Extracted text:
# # #

Thursday, December 11, 2008

Providence and Chocolate Drop Cookies

Growing up, my favorite cookie to bake and to eat was a Chocolate Drop Cookie (with chocolate frosting). I think the recipe came from someone in my sister, Jean's Girl Scout Troop. These cookies were "cakey" cookies. Very rich. They froze well, which qualified them as Christmas cookie-worthy. And they tasted good frozen, which caused my mother much grief as her children raided the freezer in the days leading up to Christmas.

Somehow, the recipe was lost, never to be found again until about 1999. I purchased a new cookbook which contained a recipe very similar (but not exactly) to the Chocolate Drop cookies of my past.

Last evening, I was participating in a Cookie Exchange and I wanted to make these Chocolate Drop Cookies. True to form, I didn't try to bake the cookies until the night before. When I went to the bookshelf for the cookbook, I couldn't find it. I was scrambling through the house searching everywhere and couldn't find it. What I did find, however, was my 37 year old, hand-transcribed Sunbonnet Sue Recipe book with the original Chocolate Drop Cookie recipe.

I was madly praying for the substitute recipe and God answered with the better-than-substitute, original recipe.

There have been a number of instances like this in 2008.

About 2 years ago, I was wanting a new car, something more in keeping with the image I wanted to project - a small SUV. The key word here is wanting, not needing. My car (a '99 Taurus) was in good shape, reliable, and most importantly, paid for. I prayed, decided it wasn't a good time to buy a car and put those thoughts aside.

# # #

Reproduce word for word the passage of the chocolate drop cookie post that opens with the words containing "Providence and Chocolate" and closes with "up to Christmas.".

Stored records:
# # #

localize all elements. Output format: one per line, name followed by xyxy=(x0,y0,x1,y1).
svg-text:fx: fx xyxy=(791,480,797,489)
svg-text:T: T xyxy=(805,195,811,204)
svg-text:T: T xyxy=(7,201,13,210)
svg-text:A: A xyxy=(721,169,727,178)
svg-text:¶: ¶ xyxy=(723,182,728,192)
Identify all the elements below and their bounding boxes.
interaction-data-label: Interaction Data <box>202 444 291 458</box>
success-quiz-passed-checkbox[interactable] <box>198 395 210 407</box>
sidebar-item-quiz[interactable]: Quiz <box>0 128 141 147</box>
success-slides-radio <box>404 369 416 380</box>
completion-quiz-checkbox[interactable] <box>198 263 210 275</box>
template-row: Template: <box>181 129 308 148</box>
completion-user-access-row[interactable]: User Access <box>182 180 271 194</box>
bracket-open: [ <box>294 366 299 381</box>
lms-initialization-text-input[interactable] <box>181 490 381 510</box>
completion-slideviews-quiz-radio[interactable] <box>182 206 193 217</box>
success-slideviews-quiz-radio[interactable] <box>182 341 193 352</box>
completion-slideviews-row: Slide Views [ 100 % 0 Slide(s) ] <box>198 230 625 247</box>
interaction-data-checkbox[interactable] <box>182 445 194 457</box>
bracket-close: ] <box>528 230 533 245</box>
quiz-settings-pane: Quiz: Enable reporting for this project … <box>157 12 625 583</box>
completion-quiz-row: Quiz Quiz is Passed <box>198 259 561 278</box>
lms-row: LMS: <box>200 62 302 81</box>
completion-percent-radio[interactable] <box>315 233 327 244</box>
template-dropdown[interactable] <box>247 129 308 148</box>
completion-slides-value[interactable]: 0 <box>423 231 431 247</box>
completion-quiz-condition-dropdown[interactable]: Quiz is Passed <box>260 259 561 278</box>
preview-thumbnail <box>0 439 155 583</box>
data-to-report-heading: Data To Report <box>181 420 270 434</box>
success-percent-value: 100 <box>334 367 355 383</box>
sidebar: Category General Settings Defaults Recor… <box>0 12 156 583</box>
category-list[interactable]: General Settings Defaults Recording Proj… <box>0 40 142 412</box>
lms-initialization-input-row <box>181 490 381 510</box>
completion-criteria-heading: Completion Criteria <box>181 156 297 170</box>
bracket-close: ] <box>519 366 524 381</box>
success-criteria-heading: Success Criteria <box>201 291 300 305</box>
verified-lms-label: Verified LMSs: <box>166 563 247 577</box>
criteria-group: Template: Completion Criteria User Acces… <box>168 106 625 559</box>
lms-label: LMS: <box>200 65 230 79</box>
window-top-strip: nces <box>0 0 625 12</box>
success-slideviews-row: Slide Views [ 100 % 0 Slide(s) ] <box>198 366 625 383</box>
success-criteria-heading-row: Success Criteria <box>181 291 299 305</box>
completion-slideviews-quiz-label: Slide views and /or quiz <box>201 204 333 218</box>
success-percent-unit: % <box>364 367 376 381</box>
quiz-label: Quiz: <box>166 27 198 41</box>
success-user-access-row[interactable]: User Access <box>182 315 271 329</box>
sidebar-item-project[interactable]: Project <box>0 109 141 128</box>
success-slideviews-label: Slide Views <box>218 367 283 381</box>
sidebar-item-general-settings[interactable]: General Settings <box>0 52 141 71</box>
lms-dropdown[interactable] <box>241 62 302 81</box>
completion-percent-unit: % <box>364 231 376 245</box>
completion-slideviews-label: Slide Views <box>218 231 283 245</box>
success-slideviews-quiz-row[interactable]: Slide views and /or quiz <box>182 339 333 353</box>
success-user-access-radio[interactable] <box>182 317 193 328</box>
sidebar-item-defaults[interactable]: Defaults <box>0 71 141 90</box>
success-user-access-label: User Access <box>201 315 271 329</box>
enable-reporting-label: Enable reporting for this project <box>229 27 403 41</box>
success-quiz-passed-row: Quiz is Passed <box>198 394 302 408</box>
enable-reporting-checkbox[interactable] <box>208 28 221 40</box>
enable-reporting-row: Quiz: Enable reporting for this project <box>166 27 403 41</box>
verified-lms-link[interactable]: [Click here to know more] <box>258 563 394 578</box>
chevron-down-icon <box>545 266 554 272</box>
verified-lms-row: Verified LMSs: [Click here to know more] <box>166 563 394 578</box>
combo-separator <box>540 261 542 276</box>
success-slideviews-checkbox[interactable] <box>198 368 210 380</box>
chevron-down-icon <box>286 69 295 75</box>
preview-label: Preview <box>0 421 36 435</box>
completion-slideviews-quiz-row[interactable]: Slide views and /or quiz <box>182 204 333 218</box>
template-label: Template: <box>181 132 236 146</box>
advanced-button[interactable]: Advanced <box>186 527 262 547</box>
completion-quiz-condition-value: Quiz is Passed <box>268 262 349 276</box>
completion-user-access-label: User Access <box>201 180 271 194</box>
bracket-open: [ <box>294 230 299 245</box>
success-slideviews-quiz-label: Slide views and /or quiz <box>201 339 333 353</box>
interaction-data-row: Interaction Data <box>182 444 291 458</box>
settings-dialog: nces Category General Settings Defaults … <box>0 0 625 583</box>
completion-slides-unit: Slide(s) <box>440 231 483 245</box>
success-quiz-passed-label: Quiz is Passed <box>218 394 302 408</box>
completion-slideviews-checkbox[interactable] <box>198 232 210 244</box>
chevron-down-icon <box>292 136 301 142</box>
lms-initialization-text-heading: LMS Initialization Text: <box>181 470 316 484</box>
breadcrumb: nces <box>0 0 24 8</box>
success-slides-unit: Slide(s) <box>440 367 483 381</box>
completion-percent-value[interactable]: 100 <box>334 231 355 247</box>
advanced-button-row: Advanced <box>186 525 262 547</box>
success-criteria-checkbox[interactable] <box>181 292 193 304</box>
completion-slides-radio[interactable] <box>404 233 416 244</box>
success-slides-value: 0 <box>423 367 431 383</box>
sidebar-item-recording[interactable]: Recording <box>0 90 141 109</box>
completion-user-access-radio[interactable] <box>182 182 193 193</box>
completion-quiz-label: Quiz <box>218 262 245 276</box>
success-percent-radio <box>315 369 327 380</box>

# # #

Answer in full:
Providence and Chocolate Drop Cookies

Growing up, my favorite cookie to bake and to eat was a Chocolate Drop Cookie (with chocolate frosting). I think the recipe came from someone in my sister, Jean's Girl Scout Troop. These cookies were "cakey" cookies. Very rich. They froze well, which qualified them as Christmas cookie-worthy. And they tasted good frozen, which caused my mother much grief as her children raided the freezer in the days leading up to Christmas.